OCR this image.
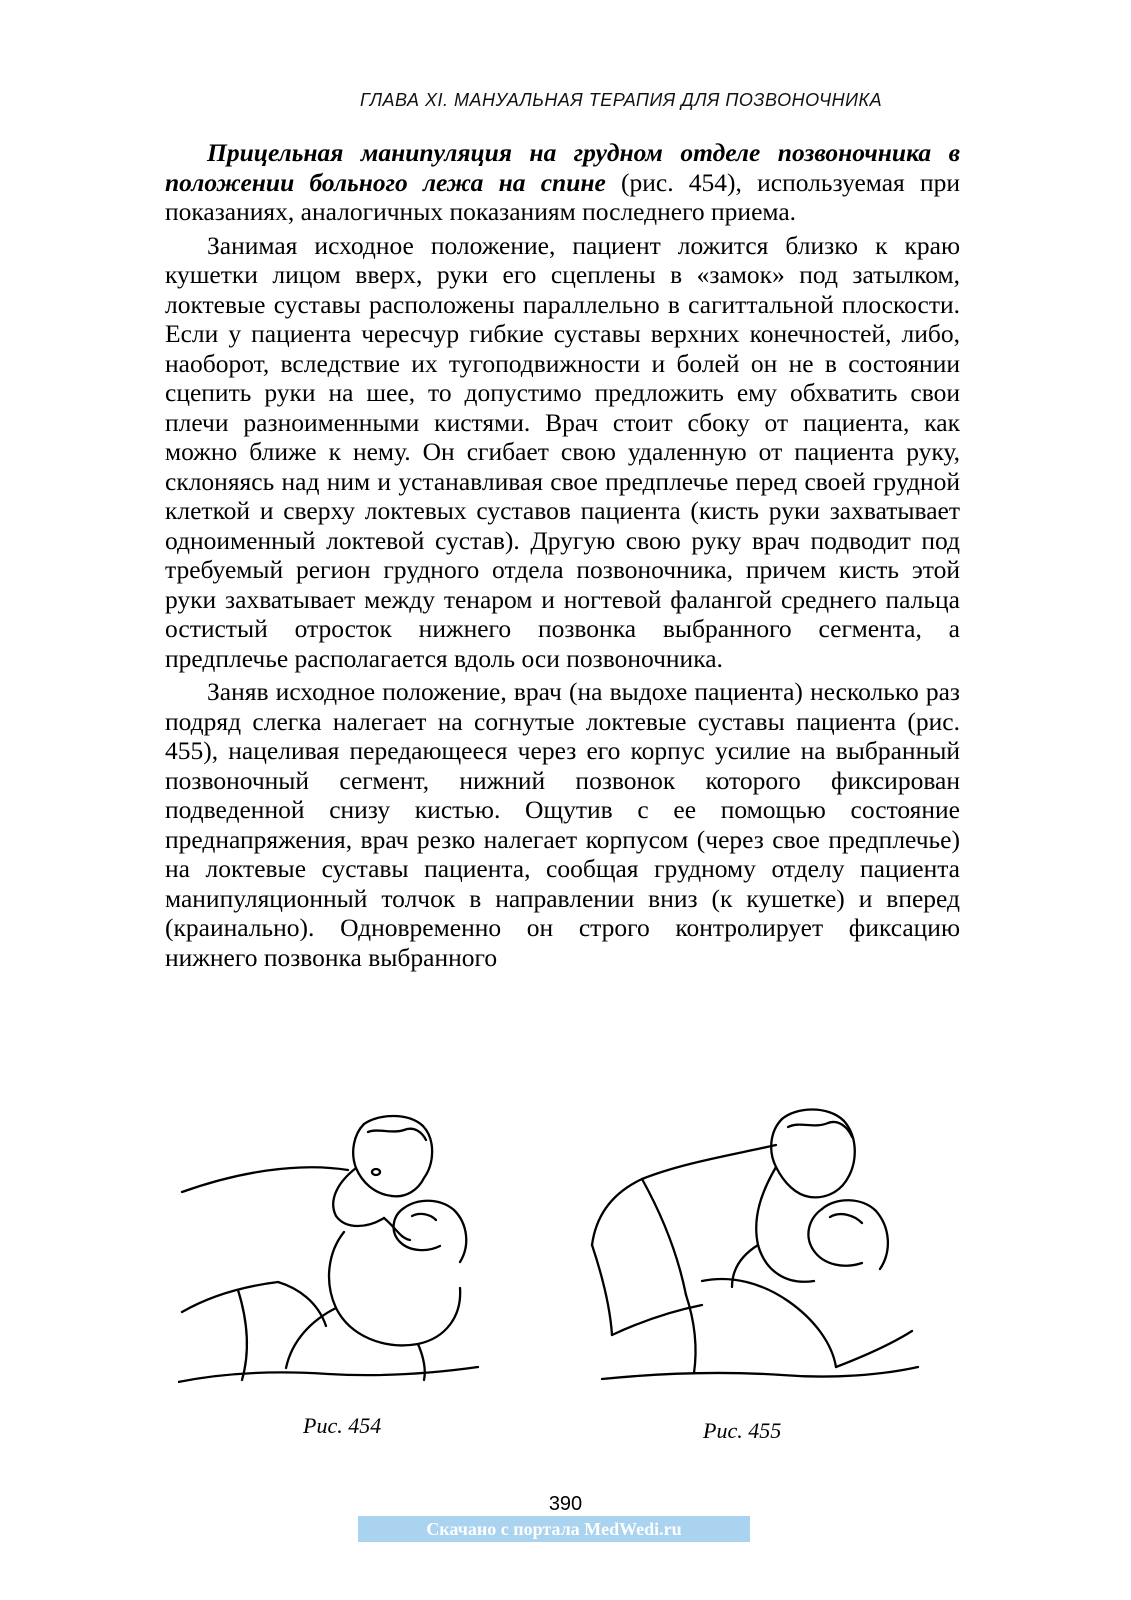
ГЛАВА XI. МАНУАЛЬНАЯ ТЕРАПИЯ ДЛЯ ПОЗВОНОЧНИКА

Прицельная манипуляция на грудном отделе позвоночника в положении больного лежа на спине (рис. 454), используемая при показаниях, аналогичных показаниям последнего приема.

Занимая исходное положение, пациент ложится близко к краю кушетки лицом вверх, руки его сцеплены в «замок» под затылком, локтевые суставы расположены параллельно в сагиттальной плоскости. Если у пациента чересчур гибкие суставы верхних конечностей, либо, наоборот, вследствие их тугоподвижности и болей он не в состоянии сцепить руки на шее, то допустимо предложить ему обхватить свои плечи разноименными кистями. Врач стоит сбоку от пациента, как можно ближе к нему. Он сгибает свою удаленную от пациента руку, склоняясь над ним и устанавливая свое предплечье перед своей грудной клеткой и сверху локтевых суставов пациента (кисть руки захватывает одноименный локтевой сустав). Другую свою руку врач подводит под требуемый регион грудного отдела позвоночника, причем кисть этой руки захватывает между тенаром и ногтевой фалангой среднего пальца остистый отросток нижнего позвонка выбранного сегмента, а предплечье располагается вдоль оси позвоночника.

Заняв исходное положение, врач (на выдохе пациента) несколько раз подряд слегка налегает на согнутые локтевые суставы пациента (рис. 455), нацеливая передающееся через его корпус усилие на выбранный позвоночный сегмент, нижний позвонок которого фиксирован подведенной снизу кистью. Ощутив с ее помощью состояние преднапряжения, врач резко налегает корпусом (через свое предплечье) на локтевые суставы пациента, сообщая грудному отделу пациента манипуляционный толчок в направлении вниз (к кушетке) и вперед (краинально). Одновременно он строго контролирует фиксацию нижнего позвонка выбранного

Рис. 454	Рис. 455
390
Скачано с портала MedWedi.ru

**Written task**
Go through the entries above and print each one exactly, minus the pictures.

**Finished task**
OCR this image.
ГЛАВА XI. МАНУАЛЬНАЯ ТЕРАПИЯ ДЛЯ ПОЗВОНОЧНИКА

Прицельная манипуляция на грудном отделе позвоночника в положении больного лежа на спине (рис. 454), используемая при показаниях, аналогичных показаниям последнего приема.

Занимая исходное положение, пациент ложится близко к краю кушетки лицом вверх, руки его сцеплены в «замок» под затылком, локтевые суставы расположены параллельно в сагиттальной плоскости. Если у пациента чересчур гибкие суставы верхних конечностей, либо, наоборот, вследствие их тугоподвижности и болей он не в состоянии сцепить руки на шее, то допустимо предложить ему обхватить свои плечи разноименными кистями. Врач стоит сбоку от пациента, как можно ближе к нему. Он сгибает свою удаленную от пациента руку, склоняясь над ним и устанавливая свое предплечье перед своей грудной клеткой и сверху локтевых суставов пациента (кисть руки захватывает одноименный локтевой сустав). Другую свою руку врач подводит под требуемый регион грудного отдела позвоночника, причем кисть этой руки захватывает между тенаром и ногтевой фалангой среднего пальца остистый отросток нижнего позвонка выбранного сегмента, а предплечье располагается вдоль оси позвоночника.

Заняв исходное положение, врач (на выдохе пациента) несколько раз подряд слегка налегает на согнутые локтевые суставы пациента (рис. 455), нацеливая передающееся через его корпус усилие на выбранный позвоночный сегмент, нижний позвонок которого фиксирован подведенной снизу кистью. Ощутив с ее помощью состояние преднапряжения, врач резко налегает корпусом (через свое предплечье) на локтевые суставы пациента, сообщая грудному отделу пациента манипуляционный толчок в направлении вниз (к кушетке) и вперед (краинально). Одновременно он строго контролирует фиксацию нижнего позвонка выбранного

Рис. 454	Рис. 455
390
Скачано с портала MedWedi.ru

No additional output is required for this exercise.